GOALS =>
1) Name each outside source that the subprime lending post credits for information or a quotation.
2) Reproduce the part of the subprime lending post from "One surprising thing" up to and including "a prime lender.".

SELECTED TEXT =>
— BEGIN —

The Economist does a great follow up on the posts for Friday, about thinking of subprime loans as also reflecting a collapse of prime mortgages.
One surprising thing about subprime borrowers is that up until the mid 2000s most loans were used to refinance rather than purchase a new home. So many subprime borrowers initially qualified for a prime loan, but then refinanced using subprime. This signals deeper financial issues with many subprime borrowers. It would take a significant shock to lower your credit score and make you refinance your mortgage at a higher rate. It suggests many subprime borrowers were struggling to stay in a home they already bought through a prime lender.
So we are getting a better picture on the consumer demand side. But one question floating out there is “why would banks want to issue these high-risk, perpetually refinancing subprime loans?” In trying to start to tie together some threads I’ve been thinking and writing about over the past month, I want to explain how to think of this in terms of prepayment penalties, something that had been outlawed until the early 1980s but was allowed as part of the first wave of neoliberal financial deregulation.
Looking at another Boston Fed paper, Making Sense of the Subprime Crisis, we see this:
Investors allocated appreciable fractions of their portfolios to the subprime market because, in one key sense, it was considered less risky than the prime market. The issue was prepayments, and the evidence showed that subprime borrowers prepaid much less efficiently than prime borrowers, meaning that they did not immediately exploit advantageous changes in interest rates to refinance into lower rate loans. Thus, the sensitivity of the income stream from a pool of subprime loans to interest rate changes was lower than the sensitivity of a pool of prime mortgages. According to classical finance theory, one could even argue that subprime loans were less risky in an absolute sense. While subprime borrowers had a lot of idiosyncratic risk, as evidenced by their problematic credit histories, such borrower-specific shocks can be diversified away in a large enough pool. In addition, the absolute level of prepayment (rather than its sensitivity to interest rate changes) of subprime loans is quite high, reflecting the fact that borrowers with such loans either resolve their personal financial difficulties and graduate into a prime loan or encounter further problems and refinance again into a new subprime loan, terminating the previous loan. However, this prepayment was also thought to be effectively uncorrelated across borrowers and not tightly related to changes in the interest rate environment. Mortgage pricing revolved around the sensitivity of refinancing to interest rates; subprime loans appeared to be a useful class of assets whose cash flow was not particularly correlated with interest rate shocks. Thus, Bank A analysts wrote, in 2005:
[Subprime] prepayments are more stable than prepayments on prime mort-
gages adding appeal to [subprime] securities.
Let’s look again at this chart from Friday. Sitting as that analyst in 2005, you’d see that the loans from 2003 were 80% prepaid in 2005. And most of those loans have prepayment penalties.
Let’s look at some rough numbers.

— END —

INFORMATION SHOWN =>
— BEGIN —

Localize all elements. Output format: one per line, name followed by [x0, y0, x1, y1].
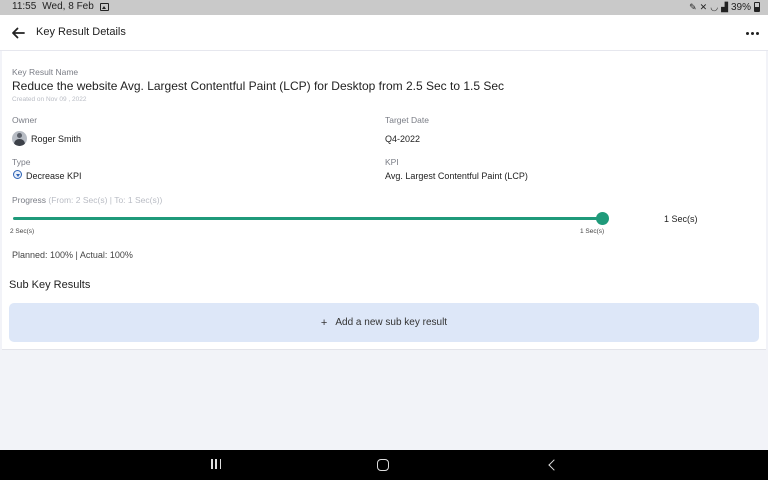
home-icon[interactable]: [377, 459, 389, 471]
signal-icon: ▟: [721, 2, 728, 12]
owner-label: Owner: [12, 115, 38, 125]
add-sub-key-result-button[interactable]: + Add a new sub key result: [9, 303, 759, 342]
progress-start-label: 2 Sec(s): [10, 228, 35, 235]
recents-icon[interactable]: [209, 459, 223, 471]
status-time: 11:55: [12, 1, 37, 12]
app-bar: Key Result Details: [0, 15, 768, 51]
key-result-card: Key Result Name Reduce the website Avg. …: [2, 51, 766, 350]
page-title: Key Result Details: [36, 26, 126, 38]
gallery-icon: [99, 2, 109, 11]
nav-back-icon[interactable]: [547, 459, 557, 471]
progress-end-label: 1 Sec(s): [580, 228, 605, 235]
type-value: Decrease KPI: [26, 171, 82, 181]
system-nav-bar: [0, 450, 768, 480]
wifi-icon: ◡: [710, 2, 719, 12]
key-result-name-label: Key Result Name: [12, 67, 79, 77]
sub-key-results-heading: Sub Key Results: [9, 279, 91, 291]
avatar: [12, 131, 27, 146]
status-bar: 11:55 Wed, 8 Feb ✎ ✕ ◡ ▟ 39%: [0, 0, 768, 15]
add-sub-key-result-label: Add a new sub key result: [335, 317, 448, 328]
decrease-icon: [13, 170, 22, 179]
arrow-left-icon[interactable]: [9, 24, 27, 42]
kpi-value: Avg. Largest Contentful Paint (LCP): [385, 171, 528, 181]
battery-icon: [754, 2, 760, 12]
battery-percent: 39%: [730, 1, 751, 13]
more-horizontal-icon[interactable]: [744, 24, 760, 42]
progress-slider-track[interactable]: [13, 217, 603, 220]
progress-label: Progress: [12, 195, 47, 205]
status-left: 11:55 Wed, 8 Feb: [12, 1, 109, 12]
status-date: Wed, 8 Feb: [42, 1, 94, 12]
progress-slider-thumb[interactable]: [596, 212, 609, 225]
status-right: ✎ ✕ ◡ ▟ 39%: [689, 1, 760, 13]
progress-label-row: Progress (From: 2 Sec(s) | To: 1 Sec(s)): [12, 195, 162, 205]
created-date: Created on Nov 09 , 2022: [12, 96, 87, 103]
progress-range: (From: 2 Sec(s) | To: 1 Sec(s)): [48, 195, 163, 205]
mute-icon: ✕: [699, 2, 708, 12]
progress-current-value: 1 Sec(s): [664, 214, 698, 224]
owner-name: Roger Smith: [31, 134, 82, 144]
target-date-label: Target Date: [385, 115, 429, 125]
pen-icon: ✎: [689, 2, 697, 12]
plus-icon: +: [320, 316, 328, 329]
planned-actual: Planned: 100% | Actual: 100%: [12, 250, 133, 260]
kpi-label: KPI: [385, 157, 399, 167]
target-date-value: Q4-2022: [385, 134, 421, 144]
key-result-name: Reduce the website Avg. Largest Contentf…: [12, 79, 505, 93]
type-label: Type: [12, 157, 31, 167]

— END —

ANSWERS PROVIDED =>
1)
- The Economist
- The Boston Fed paper Making Sense of the Subprime Crisis
- Bank A analysts, writing in 2005

2)
One surprising thing about subprime borrowers is that up until the mid 2000s most loans were used to refinance rather than purchase a new home. So many subprime borrowers initially qualified for a prime loan, but then refinanced using subprime. This signals deeper financial issues with many subprime borrowers. It would take a significant shock to lower your credit score and make you refinance your mortgage at a higher rate. It suggests many subprime borrowers were struggling to stay in a home they already bought through a prime lender.